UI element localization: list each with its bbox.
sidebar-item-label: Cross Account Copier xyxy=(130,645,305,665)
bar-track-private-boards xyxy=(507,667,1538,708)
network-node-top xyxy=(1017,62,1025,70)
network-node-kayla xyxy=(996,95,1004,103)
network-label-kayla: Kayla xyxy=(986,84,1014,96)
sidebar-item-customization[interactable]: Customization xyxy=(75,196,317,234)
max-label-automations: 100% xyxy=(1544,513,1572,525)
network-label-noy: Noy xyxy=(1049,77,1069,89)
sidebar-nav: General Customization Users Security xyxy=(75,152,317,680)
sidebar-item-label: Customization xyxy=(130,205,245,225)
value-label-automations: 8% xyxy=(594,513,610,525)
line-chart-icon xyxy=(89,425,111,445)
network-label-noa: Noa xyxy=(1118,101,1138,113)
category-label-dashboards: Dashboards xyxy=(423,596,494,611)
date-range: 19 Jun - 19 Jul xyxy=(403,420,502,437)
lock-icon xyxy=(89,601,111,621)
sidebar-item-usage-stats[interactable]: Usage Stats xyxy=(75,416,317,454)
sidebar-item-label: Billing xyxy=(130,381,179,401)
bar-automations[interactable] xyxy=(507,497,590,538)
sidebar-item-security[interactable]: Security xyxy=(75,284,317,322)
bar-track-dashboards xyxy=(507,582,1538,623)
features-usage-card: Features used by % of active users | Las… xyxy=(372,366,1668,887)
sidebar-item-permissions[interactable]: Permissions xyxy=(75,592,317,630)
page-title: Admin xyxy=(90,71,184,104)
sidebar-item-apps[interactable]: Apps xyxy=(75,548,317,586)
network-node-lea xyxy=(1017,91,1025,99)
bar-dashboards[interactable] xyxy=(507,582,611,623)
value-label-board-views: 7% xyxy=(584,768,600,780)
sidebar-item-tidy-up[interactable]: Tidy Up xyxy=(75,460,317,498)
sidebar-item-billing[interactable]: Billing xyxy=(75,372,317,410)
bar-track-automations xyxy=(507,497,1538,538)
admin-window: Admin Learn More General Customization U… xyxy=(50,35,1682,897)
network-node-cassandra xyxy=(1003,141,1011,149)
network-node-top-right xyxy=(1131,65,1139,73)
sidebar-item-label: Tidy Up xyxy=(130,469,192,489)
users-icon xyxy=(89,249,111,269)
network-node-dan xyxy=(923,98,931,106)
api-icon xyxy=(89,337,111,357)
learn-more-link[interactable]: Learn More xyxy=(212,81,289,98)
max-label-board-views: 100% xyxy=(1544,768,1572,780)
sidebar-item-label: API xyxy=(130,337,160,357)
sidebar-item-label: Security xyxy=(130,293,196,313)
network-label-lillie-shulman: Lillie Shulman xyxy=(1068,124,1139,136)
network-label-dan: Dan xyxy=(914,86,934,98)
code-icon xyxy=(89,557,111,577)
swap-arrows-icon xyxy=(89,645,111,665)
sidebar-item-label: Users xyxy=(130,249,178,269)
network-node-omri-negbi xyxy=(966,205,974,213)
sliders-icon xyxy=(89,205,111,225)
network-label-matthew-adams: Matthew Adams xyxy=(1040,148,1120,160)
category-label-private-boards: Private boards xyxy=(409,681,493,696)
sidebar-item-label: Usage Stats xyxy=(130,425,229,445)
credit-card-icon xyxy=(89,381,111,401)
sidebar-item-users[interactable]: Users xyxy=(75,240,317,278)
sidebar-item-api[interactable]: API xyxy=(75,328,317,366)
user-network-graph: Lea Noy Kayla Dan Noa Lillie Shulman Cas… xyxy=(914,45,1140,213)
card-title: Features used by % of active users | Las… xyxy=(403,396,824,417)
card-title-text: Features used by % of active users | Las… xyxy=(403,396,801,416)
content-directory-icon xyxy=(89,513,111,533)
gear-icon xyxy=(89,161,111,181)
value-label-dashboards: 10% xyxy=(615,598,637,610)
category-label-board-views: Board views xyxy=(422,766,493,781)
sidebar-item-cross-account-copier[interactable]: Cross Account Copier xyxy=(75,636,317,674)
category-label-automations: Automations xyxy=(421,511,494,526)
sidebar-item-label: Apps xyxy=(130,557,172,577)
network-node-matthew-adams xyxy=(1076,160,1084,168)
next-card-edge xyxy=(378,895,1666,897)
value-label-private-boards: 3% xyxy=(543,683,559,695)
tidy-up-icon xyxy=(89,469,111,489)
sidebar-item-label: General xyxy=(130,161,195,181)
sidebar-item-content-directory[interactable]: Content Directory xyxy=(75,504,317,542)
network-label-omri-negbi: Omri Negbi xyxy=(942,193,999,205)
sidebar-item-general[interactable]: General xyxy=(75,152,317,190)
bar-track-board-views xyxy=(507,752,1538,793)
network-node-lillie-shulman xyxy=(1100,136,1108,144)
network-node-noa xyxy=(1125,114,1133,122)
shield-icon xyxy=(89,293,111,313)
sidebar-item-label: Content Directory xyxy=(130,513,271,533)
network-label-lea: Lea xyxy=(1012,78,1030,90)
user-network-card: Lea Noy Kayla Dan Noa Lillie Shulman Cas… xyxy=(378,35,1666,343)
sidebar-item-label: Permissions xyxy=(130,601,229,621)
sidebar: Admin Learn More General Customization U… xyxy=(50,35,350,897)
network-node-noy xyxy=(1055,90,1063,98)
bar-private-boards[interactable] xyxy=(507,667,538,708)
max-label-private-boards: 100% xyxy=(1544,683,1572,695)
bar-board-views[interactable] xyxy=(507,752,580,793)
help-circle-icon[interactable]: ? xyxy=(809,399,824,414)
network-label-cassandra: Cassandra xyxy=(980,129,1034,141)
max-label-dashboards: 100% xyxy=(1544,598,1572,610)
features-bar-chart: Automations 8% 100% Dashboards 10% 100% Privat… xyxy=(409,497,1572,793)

--------------------------------------------------

### [WHAT THE TASK REQUIRES]
Convert the listing, from its first line through the line containing "bar-automations[interactable] xyxy=(507,497,590,538)", into a Markdown table with the columns Row and Entry. Number each line in Row, put its text in Entry, and leave out blank lines.

### [FINISHED ANSWER]
| Row | Entry |
|---|---|
| 1 | UI element localization: list each with its bbox. |
| 2 | sidebar-item-label: Cross Account Copier xyxy=(130,645,305,665) |
| 3 | bar-track-private-boards xyxy=(507,667,1538,708) |
| 4 | network-node-top xyxy=(1017,62,1025,70) |
| 5 | network-node-kayla xyxy=(996,95,1004,103) |
| 6 | network-label-kayla: Kayla xyxy=(986,84,1014,96) |
| 7 | sidebar-item-customization[interactable]: Customization xyxy=(75,196,317,234) |
| 8 | max-label-automations: 100% xyxy=(1544,513,1572,525) |
| 9 | network-label-noy: Noy xyxy=(1049,77,1069,89) |
| 10 | sidebar-nav: General Customization Users Security xyxy=(75,152,317,680) |
| 11 | sidebar-item-label: Customization xyxy=(130,205,245,225) |
| 12 | value-label-automations: 8% xyxy=(594,513,610,525) |
| 13 | line-chart-icon xyxy=(89,425,111,445) |
| 14 | network-label-noa: Noa xyxy=(1118,101,1138,113) |
| 15 | category-label-dashboards: Dashboards xyxy=(423,596,494,611) |
| 16 | date-range: 19 Jun - 19 Jul xyxy=(403,420,502,437) |
| 17 | lock-icon xyxy=(89,601,111,621) |
| 18 | sidebar-item-usage-stats[interactable]: Usage Stats xyxy=(75,416,317,454) |
| 19 | sidebar-item-label: Billing xyxy=(130,381,179,401) |
| 20 | bar-automations[interactable] xyxy=(507,497,590,538) |